■ YOUR TASK
Put the lines of the listing below, from its first line through the line containing "list-item-transmission-system[interactable]: 变速箱系统 <box>0", into a JSON list of strings with one string per line. Leave out any blank lines.

(Dataset rows)

..........

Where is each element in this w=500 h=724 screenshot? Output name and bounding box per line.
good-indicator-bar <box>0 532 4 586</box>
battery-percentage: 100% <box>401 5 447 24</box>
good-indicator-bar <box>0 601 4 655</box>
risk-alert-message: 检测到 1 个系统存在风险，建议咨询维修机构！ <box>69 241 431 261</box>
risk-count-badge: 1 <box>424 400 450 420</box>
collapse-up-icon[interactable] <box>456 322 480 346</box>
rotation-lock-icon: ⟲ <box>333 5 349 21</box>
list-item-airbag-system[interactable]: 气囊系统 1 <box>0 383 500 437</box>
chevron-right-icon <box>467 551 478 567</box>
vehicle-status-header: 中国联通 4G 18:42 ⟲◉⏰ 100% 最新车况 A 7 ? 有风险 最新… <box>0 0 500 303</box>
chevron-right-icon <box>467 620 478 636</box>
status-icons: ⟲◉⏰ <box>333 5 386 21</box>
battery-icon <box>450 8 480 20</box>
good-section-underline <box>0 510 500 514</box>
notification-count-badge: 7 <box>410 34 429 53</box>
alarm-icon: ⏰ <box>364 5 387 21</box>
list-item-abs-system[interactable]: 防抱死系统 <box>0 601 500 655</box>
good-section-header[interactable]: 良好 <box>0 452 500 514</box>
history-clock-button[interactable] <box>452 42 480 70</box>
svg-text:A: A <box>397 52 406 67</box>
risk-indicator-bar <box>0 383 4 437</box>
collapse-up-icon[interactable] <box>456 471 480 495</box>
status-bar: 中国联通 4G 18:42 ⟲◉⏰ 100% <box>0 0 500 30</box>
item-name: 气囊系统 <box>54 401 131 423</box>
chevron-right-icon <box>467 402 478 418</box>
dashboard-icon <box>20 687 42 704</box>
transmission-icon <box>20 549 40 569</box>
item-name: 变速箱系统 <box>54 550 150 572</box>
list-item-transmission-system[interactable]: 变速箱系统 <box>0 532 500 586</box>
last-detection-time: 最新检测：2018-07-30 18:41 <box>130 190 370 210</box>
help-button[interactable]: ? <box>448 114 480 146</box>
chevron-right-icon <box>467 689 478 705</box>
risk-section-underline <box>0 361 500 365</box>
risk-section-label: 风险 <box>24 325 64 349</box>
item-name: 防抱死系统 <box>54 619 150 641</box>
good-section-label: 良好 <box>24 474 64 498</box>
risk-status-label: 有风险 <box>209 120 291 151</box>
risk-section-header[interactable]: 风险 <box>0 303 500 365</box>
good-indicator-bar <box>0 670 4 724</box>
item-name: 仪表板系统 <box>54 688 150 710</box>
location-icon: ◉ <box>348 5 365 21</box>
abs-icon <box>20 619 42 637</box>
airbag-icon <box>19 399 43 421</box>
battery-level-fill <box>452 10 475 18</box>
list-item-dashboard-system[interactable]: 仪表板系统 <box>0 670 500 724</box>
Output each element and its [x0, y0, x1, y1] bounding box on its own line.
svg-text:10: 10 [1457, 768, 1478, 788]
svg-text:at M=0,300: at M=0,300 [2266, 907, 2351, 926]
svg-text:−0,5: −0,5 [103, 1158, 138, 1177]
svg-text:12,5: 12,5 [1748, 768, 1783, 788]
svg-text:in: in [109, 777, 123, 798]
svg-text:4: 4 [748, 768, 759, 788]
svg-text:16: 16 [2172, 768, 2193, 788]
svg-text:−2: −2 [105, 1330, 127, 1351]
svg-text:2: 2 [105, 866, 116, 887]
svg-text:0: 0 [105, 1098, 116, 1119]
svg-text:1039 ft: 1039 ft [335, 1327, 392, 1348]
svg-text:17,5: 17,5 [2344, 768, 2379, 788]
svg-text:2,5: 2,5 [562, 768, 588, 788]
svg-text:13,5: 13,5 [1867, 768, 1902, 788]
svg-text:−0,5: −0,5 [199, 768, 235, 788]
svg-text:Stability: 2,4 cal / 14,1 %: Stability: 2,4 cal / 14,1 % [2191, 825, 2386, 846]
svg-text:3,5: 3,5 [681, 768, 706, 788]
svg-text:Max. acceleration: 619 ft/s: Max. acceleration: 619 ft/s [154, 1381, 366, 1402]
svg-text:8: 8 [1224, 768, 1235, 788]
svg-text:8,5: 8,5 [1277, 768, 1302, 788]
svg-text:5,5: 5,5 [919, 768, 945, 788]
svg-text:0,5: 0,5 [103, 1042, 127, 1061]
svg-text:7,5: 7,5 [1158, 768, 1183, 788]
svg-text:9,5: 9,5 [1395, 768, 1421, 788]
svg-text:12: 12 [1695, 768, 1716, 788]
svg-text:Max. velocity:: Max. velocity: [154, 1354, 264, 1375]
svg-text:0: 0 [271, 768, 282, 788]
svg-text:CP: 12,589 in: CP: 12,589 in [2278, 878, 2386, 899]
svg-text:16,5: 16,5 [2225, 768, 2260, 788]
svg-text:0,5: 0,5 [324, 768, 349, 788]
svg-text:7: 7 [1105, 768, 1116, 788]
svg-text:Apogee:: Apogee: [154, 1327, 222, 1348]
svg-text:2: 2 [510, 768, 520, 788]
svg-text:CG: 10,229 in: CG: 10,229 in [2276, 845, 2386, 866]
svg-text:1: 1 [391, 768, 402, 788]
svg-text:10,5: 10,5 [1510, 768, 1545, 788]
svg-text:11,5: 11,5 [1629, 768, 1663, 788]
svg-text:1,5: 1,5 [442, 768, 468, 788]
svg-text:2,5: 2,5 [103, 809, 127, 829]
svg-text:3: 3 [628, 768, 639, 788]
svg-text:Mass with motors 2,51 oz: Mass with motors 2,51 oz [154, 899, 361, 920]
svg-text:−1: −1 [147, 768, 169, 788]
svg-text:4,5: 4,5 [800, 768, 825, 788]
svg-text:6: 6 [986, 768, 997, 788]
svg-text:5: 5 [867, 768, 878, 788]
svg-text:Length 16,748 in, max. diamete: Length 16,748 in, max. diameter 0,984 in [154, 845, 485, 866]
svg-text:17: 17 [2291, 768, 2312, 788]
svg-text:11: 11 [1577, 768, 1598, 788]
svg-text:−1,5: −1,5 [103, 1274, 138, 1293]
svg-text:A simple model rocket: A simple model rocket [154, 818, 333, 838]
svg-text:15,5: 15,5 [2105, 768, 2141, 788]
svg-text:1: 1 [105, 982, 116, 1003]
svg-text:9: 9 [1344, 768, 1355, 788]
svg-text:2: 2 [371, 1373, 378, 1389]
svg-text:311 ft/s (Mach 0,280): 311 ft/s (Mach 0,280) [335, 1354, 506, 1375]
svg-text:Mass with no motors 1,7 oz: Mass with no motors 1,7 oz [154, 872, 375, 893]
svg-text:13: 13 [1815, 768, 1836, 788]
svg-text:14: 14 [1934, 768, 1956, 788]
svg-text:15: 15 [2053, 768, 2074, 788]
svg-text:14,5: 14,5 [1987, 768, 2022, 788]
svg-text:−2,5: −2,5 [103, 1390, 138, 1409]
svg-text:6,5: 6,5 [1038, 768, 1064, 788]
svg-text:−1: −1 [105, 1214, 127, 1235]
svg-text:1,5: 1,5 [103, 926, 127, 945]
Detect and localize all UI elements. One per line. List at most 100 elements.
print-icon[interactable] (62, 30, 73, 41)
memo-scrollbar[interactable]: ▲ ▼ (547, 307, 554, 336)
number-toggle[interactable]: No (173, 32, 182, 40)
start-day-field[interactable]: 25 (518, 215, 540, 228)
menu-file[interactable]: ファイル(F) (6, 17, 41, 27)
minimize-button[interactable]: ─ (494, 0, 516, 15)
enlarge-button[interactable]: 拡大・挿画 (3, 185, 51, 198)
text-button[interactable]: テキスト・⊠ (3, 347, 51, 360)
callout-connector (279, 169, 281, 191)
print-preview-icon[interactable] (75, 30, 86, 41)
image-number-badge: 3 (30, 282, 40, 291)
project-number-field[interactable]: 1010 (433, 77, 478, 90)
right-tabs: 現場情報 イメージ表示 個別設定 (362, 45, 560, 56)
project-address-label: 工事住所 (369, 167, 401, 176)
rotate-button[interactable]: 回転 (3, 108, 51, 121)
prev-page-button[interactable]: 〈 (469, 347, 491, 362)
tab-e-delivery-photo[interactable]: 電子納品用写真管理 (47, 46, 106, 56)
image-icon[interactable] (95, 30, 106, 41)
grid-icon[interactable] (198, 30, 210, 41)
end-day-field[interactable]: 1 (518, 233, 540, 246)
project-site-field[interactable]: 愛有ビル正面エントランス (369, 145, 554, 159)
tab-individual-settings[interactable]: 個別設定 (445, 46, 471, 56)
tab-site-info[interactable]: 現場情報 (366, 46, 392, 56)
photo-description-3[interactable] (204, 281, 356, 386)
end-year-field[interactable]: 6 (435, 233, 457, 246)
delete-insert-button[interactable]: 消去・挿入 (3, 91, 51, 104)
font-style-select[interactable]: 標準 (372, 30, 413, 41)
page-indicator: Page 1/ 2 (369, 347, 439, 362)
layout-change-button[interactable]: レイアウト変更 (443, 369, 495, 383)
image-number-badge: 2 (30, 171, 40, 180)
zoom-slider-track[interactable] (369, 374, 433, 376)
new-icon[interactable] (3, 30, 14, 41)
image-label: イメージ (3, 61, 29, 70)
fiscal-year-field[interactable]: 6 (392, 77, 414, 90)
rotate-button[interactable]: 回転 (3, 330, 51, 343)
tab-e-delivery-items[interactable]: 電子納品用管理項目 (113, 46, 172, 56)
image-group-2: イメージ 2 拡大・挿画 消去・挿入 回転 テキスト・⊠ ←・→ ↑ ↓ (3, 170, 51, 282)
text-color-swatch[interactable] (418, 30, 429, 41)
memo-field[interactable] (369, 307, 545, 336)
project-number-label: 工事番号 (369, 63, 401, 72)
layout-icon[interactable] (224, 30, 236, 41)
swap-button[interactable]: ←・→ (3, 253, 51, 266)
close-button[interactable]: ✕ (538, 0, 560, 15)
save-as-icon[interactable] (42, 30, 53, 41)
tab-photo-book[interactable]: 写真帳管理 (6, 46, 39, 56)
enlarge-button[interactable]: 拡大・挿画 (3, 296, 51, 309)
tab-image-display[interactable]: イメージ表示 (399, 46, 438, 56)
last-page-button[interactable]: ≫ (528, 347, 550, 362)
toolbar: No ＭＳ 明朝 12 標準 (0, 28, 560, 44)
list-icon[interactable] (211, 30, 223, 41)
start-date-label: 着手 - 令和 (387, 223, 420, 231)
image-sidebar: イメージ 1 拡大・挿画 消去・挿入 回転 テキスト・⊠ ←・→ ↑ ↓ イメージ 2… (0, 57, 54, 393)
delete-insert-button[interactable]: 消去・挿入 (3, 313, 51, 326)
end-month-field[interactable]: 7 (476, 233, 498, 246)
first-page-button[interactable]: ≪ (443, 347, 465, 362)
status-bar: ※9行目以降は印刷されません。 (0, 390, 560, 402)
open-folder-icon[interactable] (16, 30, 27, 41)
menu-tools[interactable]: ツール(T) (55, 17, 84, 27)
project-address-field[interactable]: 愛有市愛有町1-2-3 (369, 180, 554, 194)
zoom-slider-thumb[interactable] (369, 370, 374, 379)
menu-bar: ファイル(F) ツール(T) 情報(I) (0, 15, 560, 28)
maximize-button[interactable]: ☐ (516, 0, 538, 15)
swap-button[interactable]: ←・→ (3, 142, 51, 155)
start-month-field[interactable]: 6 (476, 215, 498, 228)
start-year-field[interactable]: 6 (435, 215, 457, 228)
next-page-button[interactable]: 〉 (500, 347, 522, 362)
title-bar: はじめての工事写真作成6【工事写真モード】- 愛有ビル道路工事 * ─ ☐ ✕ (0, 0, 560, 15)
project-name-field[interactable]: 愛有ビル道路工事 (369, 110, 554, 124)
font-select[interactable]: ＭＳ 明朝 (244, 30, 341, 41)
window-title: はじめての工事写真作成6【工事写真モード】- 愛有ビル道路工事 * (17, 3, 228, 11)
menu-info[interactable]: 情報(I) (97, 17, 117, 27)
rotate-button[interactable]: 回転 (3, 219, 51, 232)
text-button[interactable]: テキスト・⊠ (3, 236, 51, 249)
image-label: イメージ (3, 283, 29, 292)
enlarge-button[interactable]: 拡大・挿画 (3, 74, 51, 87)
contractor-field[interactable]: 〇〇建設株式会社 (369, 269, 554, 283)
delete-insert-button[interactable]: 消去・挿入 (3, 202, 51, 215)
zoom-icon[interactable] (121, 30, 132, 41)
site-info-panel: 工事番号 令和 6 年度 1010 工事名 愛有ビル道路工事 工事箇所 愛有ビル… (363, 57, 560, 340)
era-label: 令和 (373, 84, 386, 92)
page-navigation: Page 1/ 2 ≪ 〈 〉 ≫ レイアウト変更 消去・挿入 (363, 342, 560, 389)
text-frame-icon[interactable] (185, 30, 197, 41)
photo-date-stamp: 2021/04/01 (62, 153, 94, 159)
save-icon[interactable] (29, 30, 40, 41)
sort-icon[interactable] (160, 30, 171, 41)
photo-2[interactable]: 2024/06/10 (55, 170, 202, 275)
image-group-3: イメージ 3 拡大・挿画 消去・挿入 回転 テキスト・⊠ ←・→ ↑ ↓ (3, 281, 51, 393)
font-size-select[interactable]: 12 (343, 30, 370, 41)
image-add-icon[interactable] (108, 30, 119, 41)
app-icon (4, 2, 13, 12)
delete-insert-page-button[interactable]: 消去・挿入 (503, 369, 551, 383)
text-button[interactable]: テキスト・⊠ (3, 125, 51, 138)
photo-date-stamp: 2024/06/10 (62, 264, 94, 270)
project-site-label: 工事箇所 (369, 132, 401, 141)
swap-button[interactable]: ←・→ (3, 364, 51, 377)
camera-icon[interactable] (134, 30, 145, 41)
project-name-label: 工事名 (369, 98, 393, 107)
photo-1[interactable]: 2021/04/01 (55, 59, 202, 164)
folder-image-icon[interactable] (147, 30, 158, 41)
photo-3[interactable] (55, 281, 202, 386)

..........

■ FINAL RESULT
[
  "Where is each element in this w=500 h=724 screenshot? Output name and bounding box per line.",
  "good-indicator-bar <box>0 532 4 586</box>",
  "battery-percentage: 100% <box>401 5 447 24</box>",
  "good-indicator-bar <box>0 601 4 655</box>",
  "risk-alert-message: 检测到 1 个系统存在风险，建议咨询维修机构！ <box>69 241 431 261</box>",
  "risk-count-badge: 1 <box>424 400 450 420</box>",
  "collapse-up-icon[interactable] <box>456 322 480 346</box>",
  "rotation-lock-icon: ⟲ <box>333 5 349 21</box>",
  "list-item-airbag-system[interactable]: 气囊系统 1 <box>0 383 500 437</box>",
  "chevron-right-icon <box>467 551 478 567</box>",
  "vehicle-status-header: 中国联通 4G 18:42 ⟲◉⏰ 100% 最新车况 A 7 ? 有风险 最新… <box>0 0 500 303</box>",
  "chevron-right-icon <box>467 620 478 636</box>",
  "status-icons: ⟲◉⏰ <box>333 5 386 21</box>",
  "battery-icon <box>450 8 480 20</box>",
  "good-section-underline <box>0 510 500 514</box>",
  "notification-count-badge: 7 <box>410 34 429 53</box>",
  "alarm-icon: ⏰ <box>364 5 387 21</box>",
  "list-item-abs-system[interactable]: 防抱死系统 <box>0 601 500 655</box>",
  "good-section-header[interactable]: 良好 <box>0 452 500 514</box>",
  "history-clock-button[interactable] <box>452 42 480 70</box>",
  "svg-text:A: A <box>397 52 406 67</box>",
  "risk-indicator-bar <box>0 383 4 437</box>",
  "collapse-up-icon[interactable] <box>456 471 480 495</box>",
  "status-bar: 中国联通 4G 18:42 ⟲◉⏰ 100% <box>0 0 500 30</box>",
  "item-name: 气囊系统 <box>54 401 131 423</box>",
  "chevron-right-icon <box>467 402 478 418</box>",
  "dashboard-icon <box>20 687 42 704</box>",
  "transmission-icon <box>20 549 40 569</box>",
  "item-name: 变速箱系统 <box>54 550 150 572</box>",
  "list-item-transmission-system[interactable]: 变速箱系统 <box>0 532 500 586</box>"
]